-- AIM OF THE EXERCISE --
Lines containing the word "text" are to be counted; state their number and nothing further.

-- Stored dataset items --
------------------------

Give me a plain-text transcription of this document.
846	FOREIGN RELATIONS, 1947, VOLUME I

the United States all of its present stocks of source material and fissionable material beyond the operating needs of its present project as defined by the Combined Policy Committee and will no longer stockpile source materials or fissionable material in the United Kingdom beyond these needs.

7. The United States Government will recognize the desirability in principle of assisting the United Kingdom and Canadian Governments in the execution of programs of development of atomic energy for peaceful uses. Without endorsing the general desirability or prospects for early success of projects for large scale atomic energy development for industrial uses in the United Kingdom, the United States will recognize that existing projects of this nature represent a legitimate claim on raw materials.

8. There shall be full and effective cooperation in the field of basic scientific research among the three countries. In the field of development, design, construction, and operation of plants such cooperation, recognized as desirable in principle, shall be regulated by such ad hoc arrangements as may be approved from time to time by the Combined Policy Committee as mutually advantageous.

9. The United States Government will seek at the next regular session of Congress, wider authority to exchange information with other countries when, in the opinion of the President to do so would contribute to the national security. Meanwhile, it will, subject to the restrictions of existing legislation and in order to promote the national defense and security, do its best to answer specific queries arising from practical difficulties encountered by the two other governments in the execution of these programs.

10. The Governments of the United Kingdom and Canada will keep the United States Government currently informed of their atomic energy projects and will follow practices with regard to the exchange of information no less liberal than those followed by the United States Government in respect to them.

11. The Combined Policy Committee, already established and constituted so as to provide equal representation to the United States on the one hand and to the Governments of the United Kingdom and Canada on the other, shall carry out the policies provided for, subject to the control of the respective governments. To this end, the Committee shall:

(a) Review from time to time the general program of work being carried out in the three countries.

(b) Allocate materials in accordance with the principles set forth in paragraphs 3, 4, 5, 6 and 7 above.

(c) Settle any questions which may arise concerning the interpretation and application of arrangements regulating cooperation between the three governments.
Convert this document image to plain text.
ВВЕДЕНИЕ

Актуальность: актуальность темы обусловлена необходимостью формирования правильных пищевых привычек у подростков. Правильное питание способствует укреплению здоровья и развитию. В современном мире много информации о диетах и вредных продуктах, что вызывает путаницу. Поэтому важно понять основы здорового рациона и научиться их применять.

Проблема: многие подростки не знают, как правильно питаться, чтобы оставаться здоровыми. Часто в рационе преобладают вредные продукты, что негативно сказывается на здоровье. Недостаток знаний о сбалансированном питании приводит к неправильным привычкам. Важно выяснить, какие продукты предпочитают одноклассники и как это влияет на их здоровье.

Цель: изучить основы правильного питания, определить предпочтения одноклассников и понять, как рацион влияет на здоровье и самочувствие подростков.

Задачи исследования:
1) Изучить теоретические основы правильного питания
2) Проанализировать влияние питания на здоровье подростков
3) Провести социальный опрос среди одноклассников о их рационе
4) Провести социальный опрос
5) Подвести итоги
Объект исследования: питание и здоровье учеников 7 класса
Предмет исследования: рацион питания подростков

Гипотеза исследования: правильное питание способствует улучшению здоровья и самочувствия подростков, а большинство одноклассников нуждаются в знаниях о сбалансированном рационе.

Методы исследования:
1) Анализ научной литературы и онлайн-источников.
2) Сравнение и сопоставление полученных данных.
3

------------------------

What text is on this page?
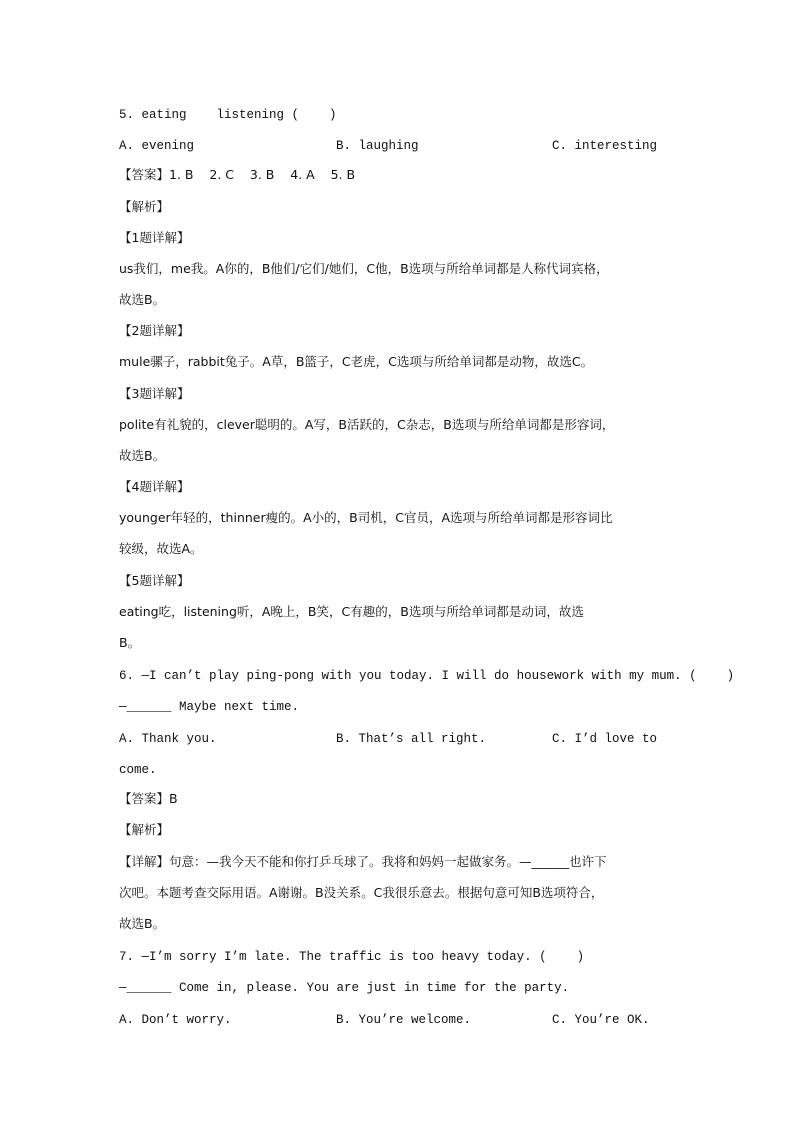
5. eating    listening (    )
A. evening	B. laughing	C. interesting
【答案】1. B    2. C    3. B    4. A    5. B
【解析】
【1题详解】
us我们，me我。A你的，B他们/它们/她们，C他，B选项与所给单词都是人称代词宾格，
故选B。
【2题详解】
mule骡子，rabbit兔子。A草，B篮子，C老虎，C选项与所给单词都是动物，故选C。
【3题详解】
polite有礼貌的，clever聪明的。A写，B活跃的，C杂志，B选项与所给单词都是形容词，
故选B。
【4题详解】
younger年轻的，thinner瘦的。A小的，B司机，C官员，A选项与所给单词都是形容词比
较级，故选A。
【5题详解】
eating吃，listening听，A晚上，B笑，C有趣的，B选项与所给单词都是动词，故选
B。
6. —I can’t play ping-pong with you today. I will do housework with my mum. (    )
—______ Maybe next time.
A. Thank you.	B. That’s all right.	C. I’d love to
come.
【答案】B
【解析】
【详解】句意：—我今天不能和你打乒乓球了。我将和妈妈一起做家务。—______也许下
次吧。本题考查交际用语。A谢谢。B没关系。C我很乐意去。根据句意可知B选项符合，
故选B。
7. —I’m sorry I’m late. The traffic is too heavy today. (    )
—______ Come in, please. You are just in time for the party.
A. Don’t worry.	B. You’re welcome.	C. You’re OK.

------------------------

-- WRITTEN REPLY --
3